Set task
Transcribe all records exactly.

───

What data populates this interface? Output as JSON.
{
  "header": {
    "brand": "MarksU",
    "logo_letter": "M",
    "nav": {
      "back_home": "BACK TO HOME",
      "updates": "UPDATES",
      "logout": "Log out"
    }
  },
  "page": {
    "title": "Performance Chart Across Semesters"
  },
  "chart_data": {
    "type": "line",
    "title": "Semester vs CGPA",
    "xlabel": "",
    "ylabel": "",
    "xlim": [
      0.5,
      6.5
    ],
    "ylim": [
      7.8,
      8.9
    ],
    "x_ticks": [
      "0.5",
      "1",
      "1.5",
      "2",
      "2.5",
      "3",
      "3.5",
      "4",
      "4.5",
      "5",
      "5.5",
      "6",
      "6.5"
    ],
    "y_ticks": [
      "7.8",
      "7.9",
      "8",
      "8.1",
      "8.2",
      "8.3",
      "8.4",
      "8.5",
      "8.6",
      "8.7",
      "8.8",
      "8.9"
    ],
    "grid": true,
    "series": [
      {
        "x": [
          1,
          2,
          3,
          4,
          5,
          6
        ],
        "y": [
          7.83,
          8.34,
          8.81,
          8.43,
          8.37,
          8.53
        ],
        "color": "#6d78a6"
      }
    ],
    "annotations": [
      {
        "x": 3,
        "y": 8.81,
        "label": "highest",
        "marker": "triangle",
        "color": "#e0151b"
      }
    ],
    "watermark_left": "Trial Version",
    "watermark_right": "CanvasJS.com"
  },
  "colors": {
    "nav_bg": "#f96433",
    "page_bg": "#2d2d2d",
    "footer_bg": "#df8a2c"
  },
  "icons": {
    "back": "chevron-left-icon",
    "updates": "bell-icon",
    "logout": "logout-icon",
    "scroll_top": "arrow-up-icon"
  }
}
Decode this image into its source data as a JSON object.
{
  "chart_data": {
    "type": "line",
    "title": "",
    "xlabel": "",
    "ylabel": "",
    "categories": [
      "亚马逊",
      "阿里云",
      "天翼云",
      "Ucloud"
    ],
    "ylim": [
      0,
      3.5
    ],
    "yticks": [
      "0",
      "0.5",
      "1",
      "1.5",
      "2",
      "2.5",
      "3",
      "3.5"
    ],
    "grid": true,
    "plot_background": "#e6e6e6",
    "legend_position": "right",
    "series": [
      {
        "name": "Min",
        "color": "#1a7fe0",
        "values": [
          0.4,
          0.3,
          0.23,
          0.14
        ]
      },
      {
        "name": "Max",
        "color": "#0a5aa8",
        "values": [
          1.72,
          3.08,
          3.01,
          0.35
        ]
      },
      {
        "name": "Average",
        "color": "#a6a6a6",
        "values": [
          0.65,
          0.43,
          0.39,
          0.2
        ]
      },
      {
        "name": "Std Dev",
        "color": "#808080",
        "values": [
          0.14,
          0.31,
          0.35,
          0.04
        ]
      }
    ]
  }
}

───

Complete output
What data populates this interface? Output as JSON.
{
  "header": {
    "brand": "MarksU",
    "logo_letter": "M",
    "nav": {
      "back_home": "BACK TO HOME",
      "updates": "UPDATES",
      "logout": "Log out"
    }
  },
  "page": {
    "title": "Performance Chart Across Semesters"
  },
  "chart_data": {
    "type": "line",
    "title": "Semester vs CGPA",
    "xlabel": "",
    "ylabel": "",
    "xlim": [
      0.5,
      6.5
    ],
    "ylim": [
      7.8,
      8.9
    ],
    "x_ticks": [
      "0.5",
      "1",
      "1.5",
      "2",
      "2.5",
      "3",
      "3.5",
      "4",
      "4.5",
      "5",
      "5.5",
      "6",
      "6.5"
    ],
    "y_ticks": [
      "7.8",
      "7.9",
      "8",
      "8.1",
      "8.2",
      "8.3",
      "8.4",
      "8.5",
      "8.6",
      "8.7",
      "8.8",
      "8.9"
    ],
    "grid": true,
    "series": [
      {
        "x": [
          1,
          2,
          3,
          4,
          5,
          6
        ],
        "y": [
          7.83,
          8.34,
          8.81,
          8.43,
          8.37,
          8.53
        ],
        "color": "#6d78a6"
      }
    ],
    "annotations": [
      {
        "x": 3,
        "y": 8.81,
        "label": "highest",
        "marker": "triangle",
        "color": "#e0151b"
      }
    ],
    "watermark_left": "Trial Version",
    "watermark_right": "CanvasJS.com"
  },
  "colors": {
    "nav_bg": "#f96433",
    "page_bg": "#2d2d2d",
    "footer_bg": "#df8a2c"
  },
  "icons": {
    "back": "chevron-left-icon",
    "updates": "bell-icon",
    "logout": "logout-icon",
    "scroll_top": "arrow-up-icon"
  }
}
Decode this image into its source data as a JSON object.
{
  "chart_data": {
    "type": "line",
    "title": "",
    "xlabel": "",
    "ylabel": "",
    "categories": [
      "亚马逊",
      "阿里云",
      "天翼云",
      "Ucloud"
    ],
    "ylim": [
      0,
      3.5
    ],
    "yticks": [
      "0",
      "0.5",
      "1",
      "1.5",
      "2",
      "2.5",
      "3",
      "3.5"
    ],
    "grid": true,
    "plot_background": "#e6e6e6",
    "legend_position": "right",
    "series": [
      {
        "name": "Min",
        "color": "#1a7fe0",
        "values": [
          0.4,
          0.3,
          0.23,
          0.14
        ]
      },
      {
        "name": "Max",
        "color": "#0a5aa8",
        "values": [
          1.72,
          3.08,
          3.01,
          0.35
        ]
      },
      {
        "name": "Average",
        "color": "#a6a6a6",
        "values": [
          0.65,
          0.43,
          0.39,
          0.2
        ]
      },
      {
        "name": "Std Dev",
        "color": "#808080",
        "values": [
          0.14,
          0.31,
          0.35,
          0.04
        ]
      }
    ]
  }
}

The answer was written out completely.